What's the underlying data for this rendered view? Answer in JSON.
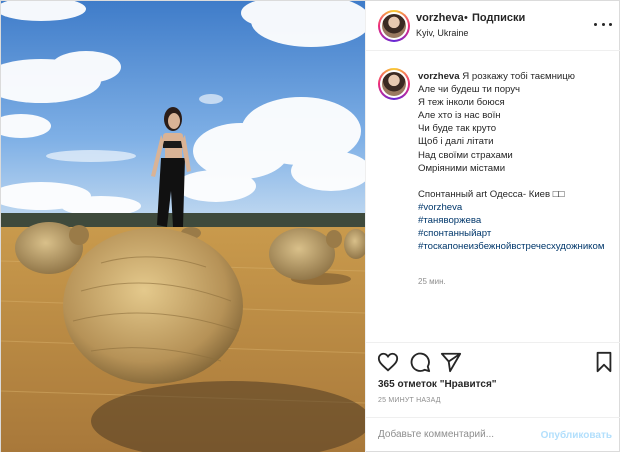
{
  "post": {
    "username": "vorzheva",
    "separator": "•",
    "follow_label": "Подписки",
    "location": "Kyiv, Ukraine",
    "more_icon": "more-horizontal-icon"
  },
  "caption": {
    "username": "vorzheva",
    "first_line": " Я розкажу тобі таємницю",
    "lines": [
      "Але чи будеш ти поруч",
      "Я теж інколи боюся",
      "Але хто із нас воїн",
      "Чи буде так круто",
      "Щоб і далі літати",
      "Над своїми страхами",
      "Омріяними містами"
    ],
    "after_gap": "Спонтанный art Одесса- Киев □□",
    "hashtags": [
      "#vorzheva",
      "#таняворжева",
      "#спонтанныйарт",
      "#тоскапонеизбежнойвстречесхудожником"
    ],
    "time": "25 мин."
  },
  "actions": {
    "icons": [
      "heart-icon",
      "comment-icon",
      "share-icon",
      "bookmark-icon"
    ],
    "likes": "365 отметок \"Нравится\"",
    "posted_ago": "25 МИНУТ НАЗАД"
  },
  "comment_box": {
    "placeholder": "Добавьте комментарий...",
    "publish_label": "Опубликовать"
  },
  "colors": {
    "link": "#00376b",
    "publish_disabled": "#b2dffc",
    "muted": "#8e8e8e",
    "text": "#262626"
  }
}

# Directions for this task
Reproduce the entries above exactly. Do not include the images.

# Exercise solution
What's the underlying data for this rendered view? Answer in JSON.
{
  "post": {
    "username": "vorzheva",
    "separator": "•",
    "follow_label": "Подписки",
    "location": "Kyiv, Ukraine",
    "more_icon": "more-horizontal-icon"
  },
  "caption": {
    "username": "vorzheva",
    "first_line": " Я розкажу тобі таємницю",
    "lines": [
      "Але чи будеш ти поруч",
      "Я теж інколи боюся",
      "Але хто із нас воїн",
      "Чи буде так круто",
      "Щоб і далі літати",
      "Над своїми страхами",
      "Омріяними містами"
    ],
    "after_gap": "Спонтанный art Одесса- Киев □□",
    "hashtags": [
      "#vorzheva",
      "#таняворжева",
      "#спонтанныйарт",
      "#тоскапонеизбежнойвстречесхудожником"
    ],
    "time": "25 мин."
  },
  "actions": {
    "icons": [
      "heart-icon",
      "comment-icon",
      "share-icon",
      "bookmark-icon"
    ],
    "likes": "365 отметок \"Нравится\"",
    "posted_ago": "25 МИНУТ НАЗАД"
  },
  "comment_box": {
    "placeholder": "Добавьте комментарий...",
    "publish_label": "Опубликовать"
  },
  "colors": {
    "link": "#00376b",
    "publish_disabled": "#b2dffc",
    "muted": "#8e8e8e",
    "text": "#262626"
  }
}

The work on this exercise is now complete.